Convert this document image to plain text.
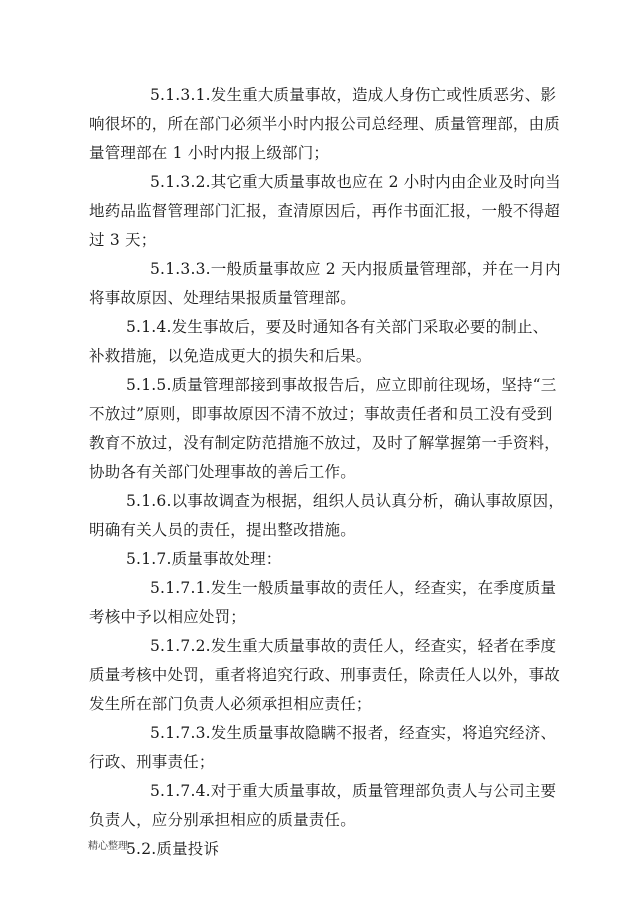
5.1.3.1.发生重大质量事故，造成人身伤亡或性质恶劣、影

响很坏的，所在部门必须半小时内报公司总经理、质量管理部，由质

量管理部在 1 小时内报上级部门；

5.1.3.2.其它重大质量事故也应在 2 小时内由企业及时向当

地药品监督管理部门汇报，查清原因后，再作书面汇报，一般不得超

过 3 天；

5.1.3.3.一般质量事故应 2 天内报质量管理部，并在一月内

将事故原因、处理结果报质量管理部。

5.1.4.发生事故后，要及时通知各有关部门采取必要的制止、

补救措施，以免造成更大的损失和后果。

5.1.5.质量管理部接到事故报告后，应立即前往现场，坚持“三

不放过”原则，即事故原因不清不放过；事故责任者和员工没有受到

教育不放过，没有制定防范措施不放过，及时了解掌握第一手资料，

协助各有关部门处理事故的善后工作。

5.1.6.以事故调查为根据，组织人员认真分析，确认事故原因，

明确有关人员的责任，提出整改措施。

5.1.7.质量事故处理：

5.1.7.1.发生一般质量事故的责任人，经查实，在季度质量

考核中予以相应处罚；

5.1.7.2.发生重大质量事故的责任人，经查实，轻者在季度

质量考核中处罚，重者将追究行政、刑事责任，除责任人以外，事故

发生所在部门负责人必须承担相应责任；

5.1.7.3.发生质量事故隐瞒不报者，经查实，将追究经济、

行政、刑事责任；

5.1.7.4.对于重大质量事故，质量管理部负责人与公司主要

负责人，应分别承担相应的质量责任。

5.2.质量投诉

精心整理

_ _ _

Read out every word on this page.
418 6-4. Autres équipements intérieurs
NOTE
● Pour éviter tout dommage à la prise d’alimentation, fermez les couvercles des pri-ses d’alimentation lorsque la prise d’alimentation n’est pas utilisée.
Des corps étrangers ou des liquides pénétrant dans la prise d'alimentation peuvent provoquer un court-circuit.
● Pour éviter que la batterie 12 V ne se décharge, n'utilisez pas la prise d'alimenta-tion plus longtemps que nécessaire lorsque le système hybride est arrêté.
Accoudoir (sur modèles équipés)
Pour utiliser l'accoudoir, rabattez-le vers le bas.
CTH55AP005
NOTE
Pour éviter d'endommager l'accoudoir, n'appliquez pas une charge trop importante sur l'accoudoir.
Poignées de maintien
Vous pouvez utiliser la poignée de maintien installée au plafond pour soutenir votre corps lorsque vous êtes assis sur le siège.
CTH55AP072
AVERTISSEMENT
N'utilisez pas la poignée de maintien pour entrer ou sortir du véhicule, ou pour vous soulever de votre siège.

_ _ _

Problem statement: Copy every line that contains the string "alimentation".

Task solution:
● Pour éviter tout dommage à la prise d’alimentation, fermez les couvercles des pri-ses d’alimentation lorsque la prise d’alimentation n’est pas utilisée.
Des corps étrangers ou des liquides pénétrant dans la prise d'alimentation peuvent provoquer un court-circuit.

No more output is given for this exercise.